## 作業指示
以下の資料に含まれるすべての行を、一字一句変えずに打ち直してください。画像は解答に含めないでください。

## 演習用資料

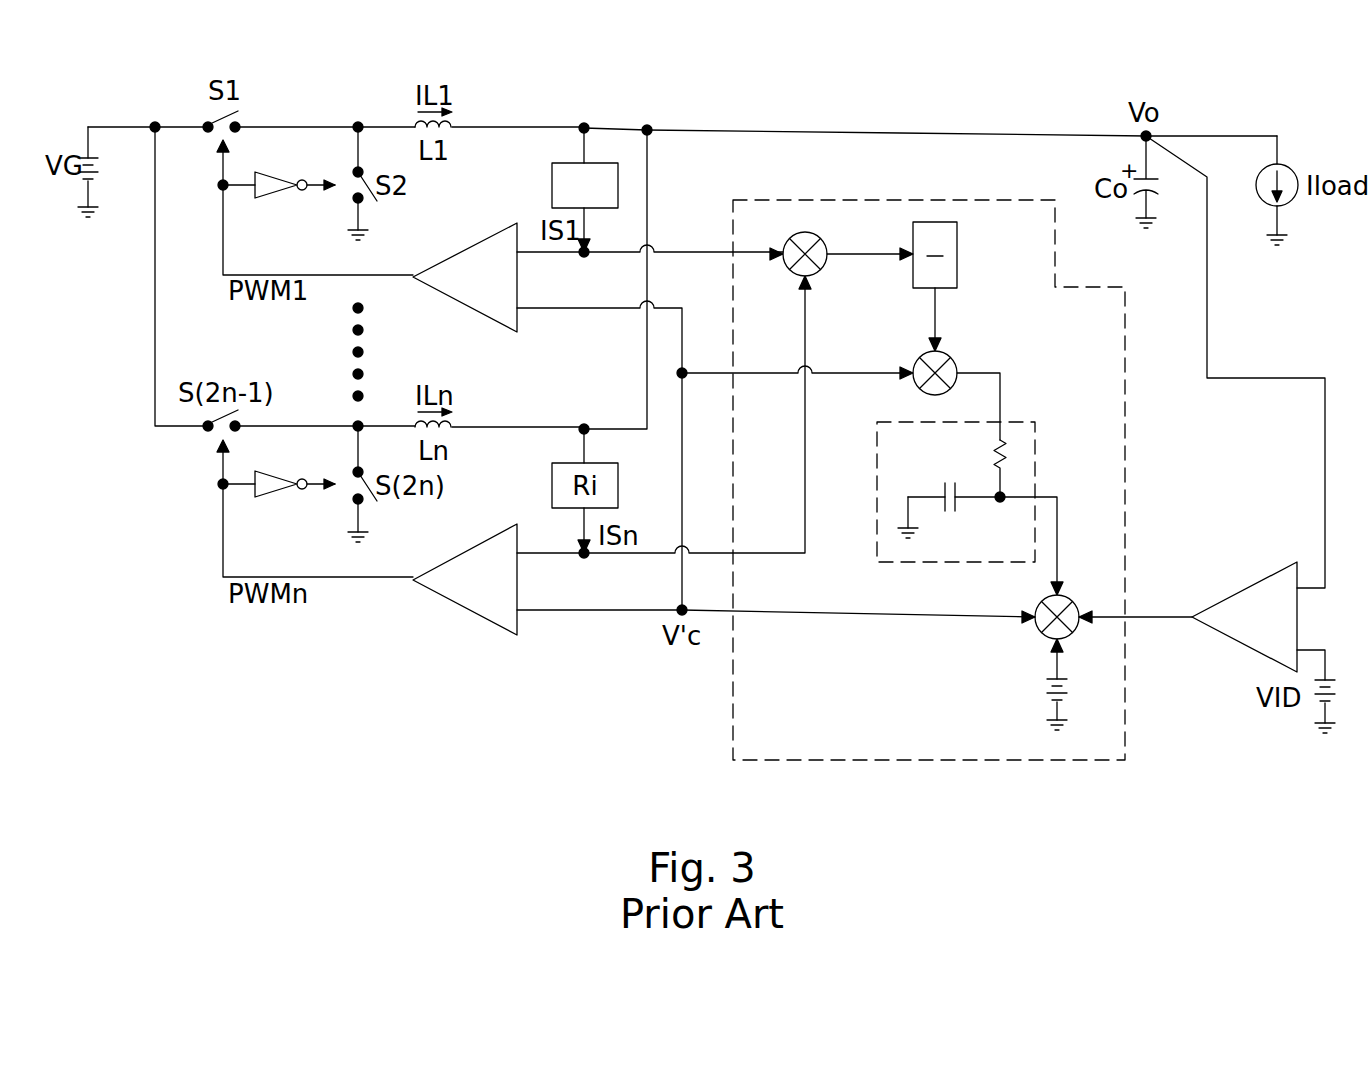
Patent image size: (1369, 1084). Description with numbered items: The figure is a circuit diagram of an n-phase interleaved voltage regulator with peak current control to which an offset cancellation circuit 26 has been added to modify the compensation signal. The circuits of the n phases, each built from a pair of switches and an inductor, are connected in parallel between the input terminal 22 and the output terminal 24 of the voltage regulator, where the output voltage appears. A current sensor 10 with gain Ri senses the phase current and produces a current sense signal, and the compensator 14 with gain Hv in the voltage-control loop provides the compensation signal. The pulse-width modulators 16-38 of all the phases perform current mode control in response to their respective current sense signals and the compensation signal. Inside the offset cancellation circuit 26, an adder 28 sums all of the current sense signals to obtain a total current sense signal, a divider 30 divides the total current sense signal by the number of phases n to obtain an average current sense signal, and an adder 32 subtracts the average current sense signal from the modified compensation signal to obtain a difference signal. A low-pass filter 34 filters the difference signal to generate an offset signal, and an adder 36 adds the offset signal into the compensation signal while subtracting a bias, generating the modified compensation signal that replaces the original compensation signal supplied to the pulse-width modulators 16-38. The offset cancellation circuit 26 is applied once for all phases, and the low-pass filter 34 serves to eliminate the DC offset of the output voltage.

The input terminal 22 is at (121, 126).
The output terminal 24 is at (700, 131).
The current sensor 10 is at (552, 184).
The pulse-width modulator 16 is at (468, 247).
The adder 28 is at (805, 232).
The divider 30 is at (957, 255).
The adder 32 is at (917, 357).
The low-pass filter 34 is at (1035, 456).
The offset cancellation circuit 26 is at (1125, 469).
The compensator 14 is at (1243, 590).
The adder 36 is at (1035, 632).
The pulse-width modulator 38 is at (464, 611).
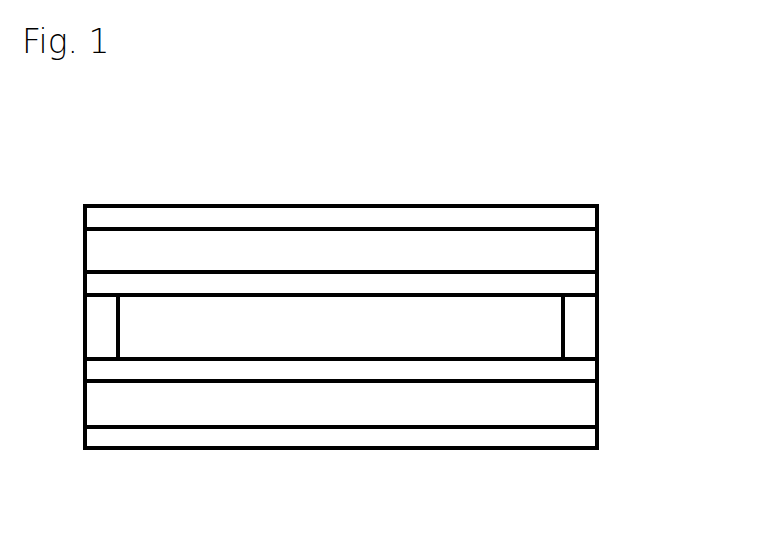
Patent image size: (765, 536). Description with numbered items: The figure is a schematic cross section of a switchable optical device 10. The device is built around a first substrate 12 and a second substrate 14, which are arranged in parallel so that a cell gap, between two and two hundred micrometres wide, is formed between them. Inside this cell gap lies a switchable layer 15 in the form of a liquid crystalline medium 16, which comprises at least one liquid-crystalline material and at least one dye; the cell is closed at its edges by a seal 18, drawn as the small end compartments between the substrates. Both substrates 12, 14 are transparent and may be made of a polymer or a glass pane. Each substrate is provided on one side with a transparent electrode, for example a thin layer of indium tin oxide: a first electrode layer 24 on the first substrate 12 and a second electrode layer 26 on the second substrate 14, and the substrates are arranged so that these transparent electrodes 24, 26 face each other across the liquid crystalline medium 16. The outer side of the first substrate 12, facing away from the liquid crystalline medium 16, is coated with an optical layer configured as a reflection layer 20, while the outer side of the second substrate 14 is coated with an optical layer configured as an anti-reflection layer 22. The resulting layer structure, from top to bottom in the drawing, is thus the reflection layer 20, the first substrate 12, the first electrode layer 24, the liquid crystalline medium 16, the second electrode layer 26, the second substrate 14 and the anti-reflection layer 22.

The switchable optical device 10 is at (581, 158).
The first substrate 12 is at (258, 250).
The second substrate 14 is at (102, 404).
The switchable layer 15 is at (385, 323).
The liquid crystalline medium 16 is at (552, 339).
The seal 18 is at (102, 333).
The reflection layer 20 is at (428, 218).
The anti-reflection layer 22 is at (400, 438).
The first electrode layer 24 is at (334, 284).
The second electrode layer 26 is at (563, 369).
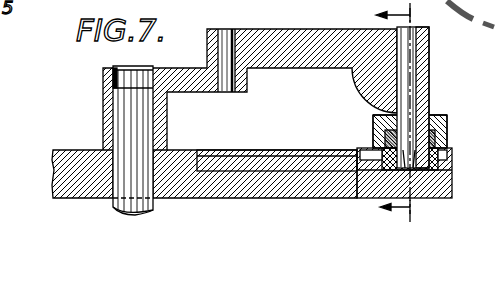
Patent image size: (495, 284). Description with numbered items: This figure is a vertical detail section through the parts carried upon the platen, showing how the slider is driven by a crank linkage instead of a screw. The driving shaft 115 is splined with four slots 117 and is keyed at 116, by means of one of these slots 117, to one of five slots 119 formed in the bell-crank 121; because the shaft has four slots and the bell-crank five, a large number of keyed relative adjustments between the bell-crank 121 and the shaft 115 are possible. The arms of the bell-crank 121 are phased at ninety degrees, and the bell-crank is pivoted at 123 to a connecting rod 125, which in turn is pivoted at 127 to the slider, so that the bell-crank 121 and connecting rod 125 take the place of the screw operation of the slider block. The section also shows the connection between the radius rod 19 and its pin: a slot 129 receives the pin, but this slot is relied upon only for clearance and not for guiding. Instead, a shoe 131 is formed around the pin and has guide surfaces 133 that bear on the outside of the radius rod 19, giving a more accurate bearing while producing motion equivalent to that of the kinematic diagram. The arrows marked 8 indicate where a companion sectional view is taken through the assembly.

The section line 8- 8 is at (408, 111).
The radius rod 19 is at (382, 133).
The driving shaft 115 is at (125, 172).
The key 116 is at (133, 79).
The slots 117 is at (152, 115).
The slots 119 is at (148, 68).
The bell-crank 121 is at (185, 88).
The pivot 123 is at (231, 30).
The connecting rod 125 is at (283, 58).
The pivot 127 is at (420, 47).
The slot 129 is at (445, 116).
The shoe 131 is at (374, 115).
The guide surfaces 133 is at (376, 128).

## 本課題の解答
Patent image size: (1369, 1084). Description with numbered items: The figure is a circuit diagram of an n-phase interleaved voltage regulator with peak current control to which an offset cancellation circuit 26 has been added to modify the compensation signal. The circuits of the n phases, each built from a pair of switches and an inductor, are connected in parallel between the input terminal 22 and the output terminal 24 of the voltage regulator, where the output voltage appears. A current sensor 10 with gain Ri senses the phase current and produces a current sense signal, and the compensator 14 with gain Hv in the voltage-control loop provides the compensation signal. The pulse-width modulators 16-38 of all the phases perform current mode control in response to their respective current sense signals and the compensation signal. Inside the offset cancellation circuit 26, an adder 28 sums all of the current sense signals to obtain a total current sense signal, a divider 30 divides the total current sense signal by the number of phases n to obtain an average current sense signal, and an adder 32 subtracts the average current sense signal from the modified compensation signal to obtain a difference signal. A low-pass filter 34 filters the difference signal to generate an offset signal, and an adder 36 adds the offset signal into the compensation signal while subtracting a bias, generating the modified compensation signal that replaces the original compensation signal supplied to the pulse-width modulators 16-38. The offset cancellation circuit 26 is applied once for all phases, and the low-pass filter 34 serves to eliminate the DC offset of the output voltage.

The input terminal 22 is at (121, 126).
The output terminal 24 is at (700, 131).
The current sensor 10 is at (552, 184).
The pulse-width modulator 16 is at (468, 247).
The adder 28 is at (805, 232).
The divider 30 is at (957, 255).
The adder 32 is at (917, 357).
The low-pass filter 34 is at (1035, 456).
The offset cancellation circuit 26 is at (1125, 469).
The compensator 14 is at (1243, 590).
The adder 36 is at (1035, 632).
The pulse-width modulator 38 is at (464, 611).
Patent image size: (765, 536). Description with numbered items: The figure is a schematic cross section of a switchable optical device 10. The device is built around a first substrate 12 and a second substrate 14, which are arranged in parallel so that a cell gap, between two and two hundred micrometres wide, is formed between them. Inside this cell gap lies a switchable layer 15 in the form of a liquid crystalline medium 16, which comprises at least one liquid-crystalline material and at least one dye; the cell is closed at its edges by a seal 18, drawn as the small end compartments between the substrates. Both substrates 12, 14 are transparent and may be made of a polymer or a glass pane. Each substrate is provided on one side with a transparent electrode, for example a thin layer of indium tin oxide: a first electrode layer 24 on the first substrate 12 and a second electrode layer 26 on the second substrate 14, and the substrates are arranged so that these transparent electrodes 24, 26 face each other across the liquid crystalline medium 16. The outer side of the first substrate 12, facing away from the liquid crystalline medium 16, is coated with an optical layer configured as a reflection layer 20, while the outer side of the second substrate 14 is coated with an optical layer configured as an anti-reflection layer 22. The resulting layer structure, from top to bottom in the drawing, is thus the reflection layer 20, the first substrate 12, the first electrode layer 24, the liquid crystalline medium 16, the second electrode layer 26, the second substrate 14 and the anti-reflection layer 22.

The switchable optical device 10 is at (581, 158).
The first substrate 12 is at (258, 250).
The second substrate 14 is at (102, 404).
The switchable layer 15 is at (385, 323).
The liquid crystalline medium 16 is at (552, 339).
The seal 18 is at (102, 333).
The reflection layer 20 is at (428, 218).
The anti-reflection layer 22 is at (400, 438).
The first electrode layer 24 is at (334, 284).
The second electrode layer 26 is at (563, 369).
Patent image size: (495, 284). Description with numbered items: This figure is a vertical detail section through the parts carried upon the platen, showing how the slider is driven by a crank linkage instead of a screw. The driving shaft 115 is splined with four slots 117 and is keyed at 116, by means of one of these slots 117, to one of five slots 119 formed in the bell-crank 121; because the shaft has four slots and the bell-crank five, a large number of keyed relative adjustments between the bell-crank 121 and the shaft 115 are possible. The arms of the bell-crank 121 are phased at ninety degrees, and the bell-crank is pivoted at 123 to a connecting rod 125, which in turn is pivoted at 127 to the slider, so that the bell-crank 121 and connecting rod 125 take the place of the screw operation of the slider block. The section also shows the connection between the radius rod 19 and its pin: a slot 129 receives the pin, but this slot is relied upon only for clearance and not for guiding. Instead, a shoe 131 is formed around the pin and has guide surfaces 133 that bear on the outside of the radius rod 19, giving a more accurate bearing while producing motion equivalent to that of the kinematic diagram. The arrows marked 8 indicate where a companion sectional view is taken through the assembly.

The section line 8- 8 is at (408, 111).
The radius rod 19 is at (382, 133).
The driving shaft 115 is at (125, 172).
The key 116 is at (133, 79).
The slots 117 is at (152, 115).
The slots 119 is at (148, 68).
The bell-crank 121 is at (185, 88).
The pivot 123 is at (231, 30).
The connecting rod 125 is at (283, 58).
The pivot 127 is at (420, 47).
The slot 129 is at (445, 116).
The shoe 131 is at (374, 115).
The guide surfaces 133 is at (376, 128).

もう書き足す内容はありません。